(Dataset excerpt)
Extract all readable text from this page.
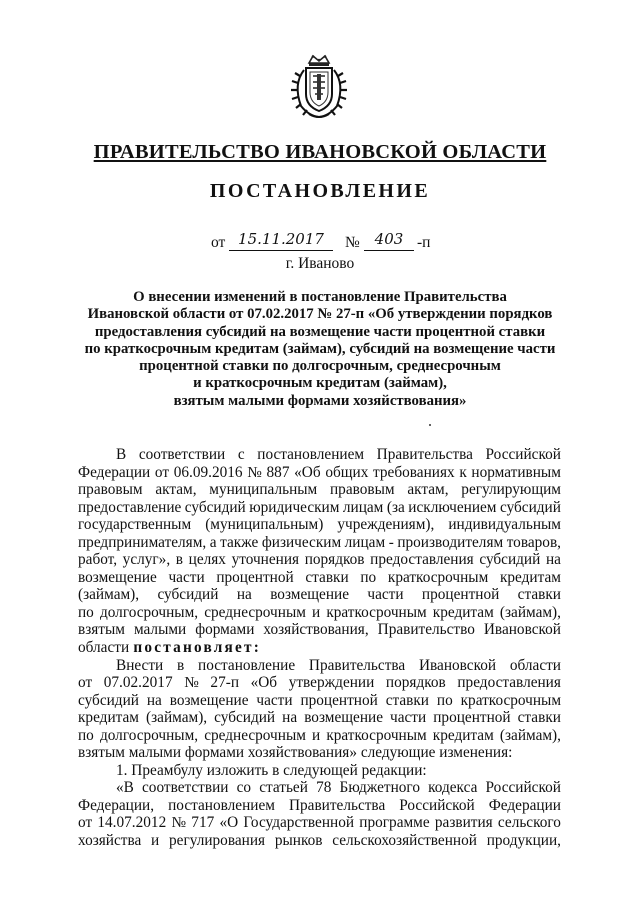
ПРАВИТЕЛЬСТВО ИВАНОВСКОЙ ОБЛАСТИ
ПОСТАНОВЛЕНИЕ
от 15.11.2017	№ 403 -п
г. Иваново
О внесении изменений в постановление Правительства
Ивановской области от 07.02.2017 № 27-п «Об утверждении порядков
предоставления субсидий на возмещение части процентной ставки
по краткосрочным кредитам (займам), субсидий на возмещение части
процентной ставки по долгосрочным, среднесрочным
и краткосрочным кредитам (займам),
взятым малыми формами хозяйствования»
В соответствии с постановлением Правительства Российской
Федерации от 06.09.2016 № 887 «Об общих требованиях к нормативным
правовым актам, муниципальным правовым актам, регулирующим
предоставление субсидий юридическим лицам (за исключением субсидий
государственным (муниципальным) учреждениям), индивидуальным
предпринимателям, а также физическим лицам - производителям товаров,
работ, услуг», в целях уточнения порядков предоставления субсидий на
возмещение части процентной ставки по краткосрочным кредитам
(займам), субсидий на возмещение части процентной ставки
по долгосрочным, среднесрочным и краткосрочным кредитам (займам),
взятым малыми формами хозяйствования, Правительство Ивановской
области постановляет:
Внести в постановление Правительства Ивановской области
от 07.02.2017 № 27-п «Об утверждении порядков предоставления
субсидий на возмещение части процентной ставки по краткосрочным
кредитам (займам), субсидий на возмещение части процентной ставки
по долгосрочным, среднесрочным и краткосрочным кредитам (займам),
взятым малыми формами хозяйствования» следующие изменения:
1. Преамбулу изложить в следующей редакции:
«В соответствии со статьей 78 Бюджетного кодекса Российской
Федерации, постановлением Правительства Российской Федерации
от 14.07.2012 № 717 «О Государственной программе развития сельского
хозяйства и регулирования рынков сельскохозяйственной продукции,
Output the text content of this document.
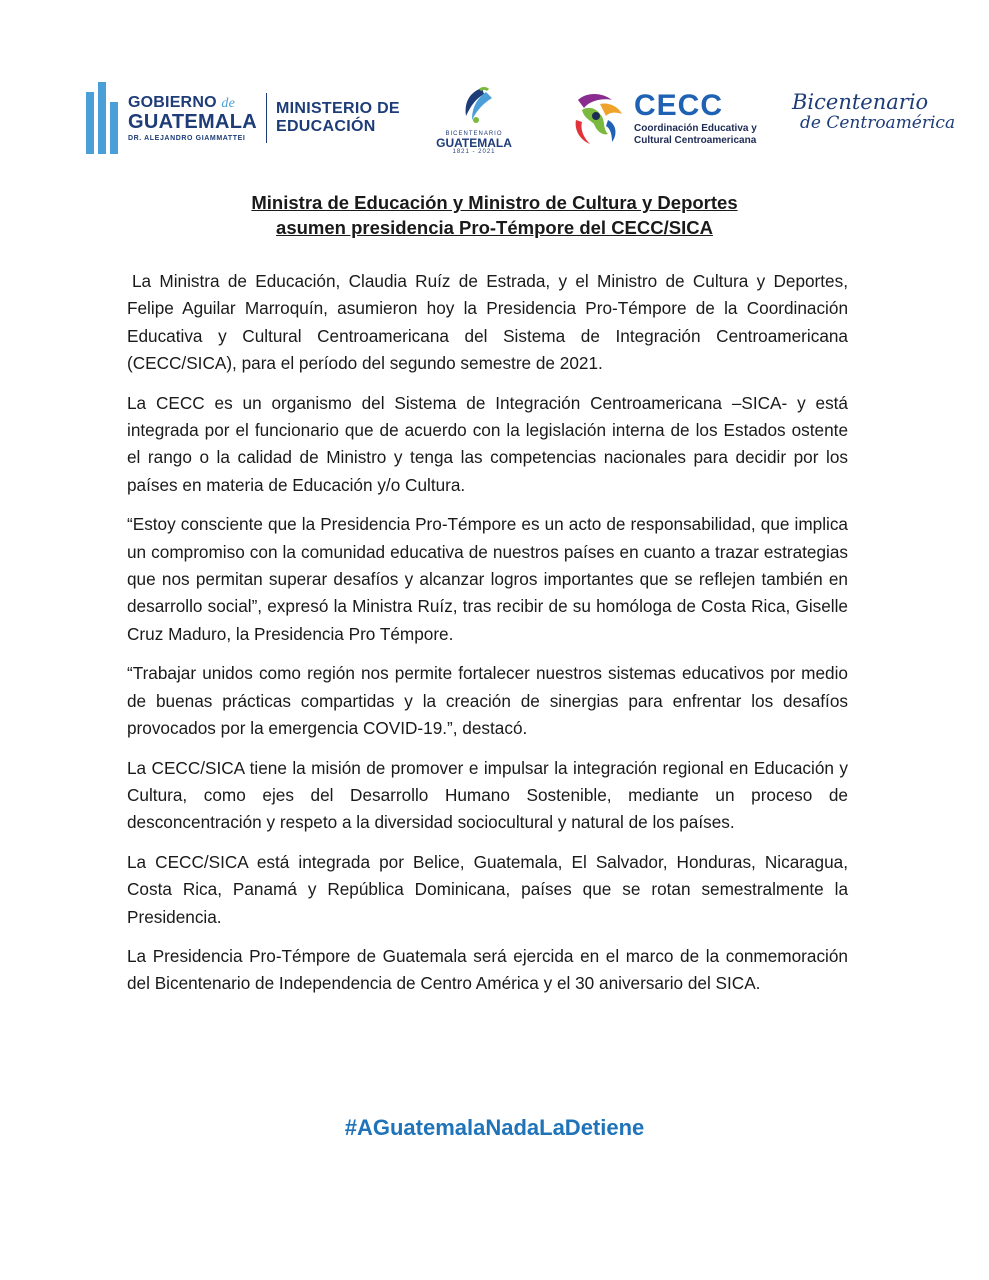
GOBIERNO de
GUATEMALA
DR. ALEJANDRO GIAMMATTEI
MINISTERIO DE
EDUCACIÓN	BICENTENARIO
GUATEMALA
1821 - 2021
CECC
Coordinación Educativa y
Cultural Centroamericana
Bicentenario
de Centroamérica
Ministra de Educación y Ministro de Cultura y Deportes
asumen presidencia Pro-Témpore del CECC/SICA

La Ministra de Educación, Claudia Ruíz de Estrada, y el Ministro de Cultura y Deportes, Felipe Aguilar Marroquín, asumieron hoy la Presidencia Pro-Témpore de la Coordinación Educativa y Cultural Centroamericana del Sistema de Integración Centroamericana (CECC/SICA), para el período del segundo semestre de 2021.

La CECC es un organismo del Sistema de Integración Centroamericana –SICA- y está integrada por el funcionario que de acuerdo con la legislación interna de los Estados ostente el rango o la calidad de Ministro y tenga las competencias nacionales para decidir por los países en materia de Educación y/o Cultura.

“Estoy consciente que la Presidencia Pro-Témpore es un acto de responsabilidad, que implica un compromiso con la comunidad educativa de nuestros países en cuanto a trazar estrategias que nos permitan superar desafíos y alcanzar logros importantes que se reflejen también en desarrollo social”, expresó la Ministra Ruíz, tras recibir de su homóloga de Costa Rica, Giselle Cruz Maduro, la Presidencia Pro Témpore.

“Trabajar unidos como región nos permite fortalecer nuestros sistemas educativos por medio de buenas prácticas compartidas y la creación de sinergias para enfrentar los desafíos provocados por la emergencia COVID-19.”, destacó.

La CECC/SICA tiene la misión de promover e impulsar la integración regional en Educación y Cultura, como ejes del Desarrollo Humano Sostenible, mediante un proceso de desconcentración y respeto a la diversidad sociocultural y natural de los países.

La CECC/SICA está integrada por Belice, Guatemala, El Salvador, Honduras, Nicaragua, Costa Rica, Panamá y República Dominicana, países que se rotan semestralmente la Presidencia.

La Presidencia Pro-Témpore de Guatemala será ejercida en el marco de la conmemoración del Bicentenario de Independencia de Centro América y el 30 aniversario del SICA.

#AGuatemalaNadaLaDetiene
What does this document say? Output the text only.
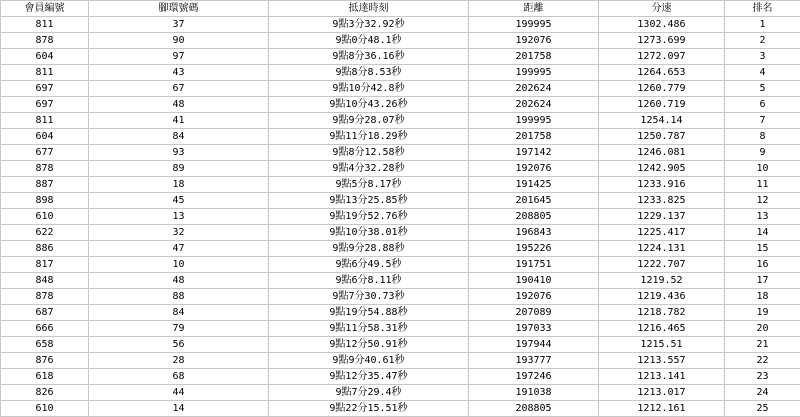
會員編號	腳環號碼	抵達時刻	距離	分速	排名
811	37	9點3分32.92秒	199995	1302.486	1
878	90	9點0分48.1秒	192076	1273.699	2
604	97	9點8分36.16秒	201758	1272.097	3
811	43	9點8分8.53秒	199995	1264.653	4
697	67	9點10分42.8秒	202624	1260.779	5
697	48	9點10分43.26秒	202624	1260.719	6
811	41	9點9分28.07秒	199995	1254.14	7
604	84	9點11分18.29秒	201758	1250.787	8
677	93	9點8分12.58秒	197142	1246.081	9
878	89	9點4分32.28秒	192076	1242.905	10
887	18	9點5分8.17秒	191425	1233.916	11
898	45	9點13分25.85秒	201645	1233.825	12
610	13	9點19分52.76秒	208805	1229.137	13
622	32	9點10分38.01秒	196843	1225.417	14
886	47	9點9分28.88秒	195226	1224.131	15
817	10	9點6分49.5秒	191751	1222.707	16
848	48	9點6分8.11秒	190410	1219.52	17
878	88	9點7分30.73秒	192076	1219.436	18
687	84	9點19分54.88秒	207089	1218.782	19
666	79	9點11分58.31秒	197033	1216.465	20
658	56	9點12分50.91秒	197944	1215.51	21
876	28	9點9分40.61秒	193777	1213.557	22
618	68	9點12分35.47秒	197246	1213.141	23
826	44	9點7分29.4秒	191038	1213.017	24
610	14	9點22分15.51秒	208805	1212.161	25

Set problem - Look through the data above. Find each line with the string "Правительства" and copy it.

Output of the exercise -
О внесении изменений в постановление Правительства
В соответствии с постановлением Правительства Российской
Внести в постановление Правительства Ивановской области
Федерации, постановлением Правительства Российской Федерации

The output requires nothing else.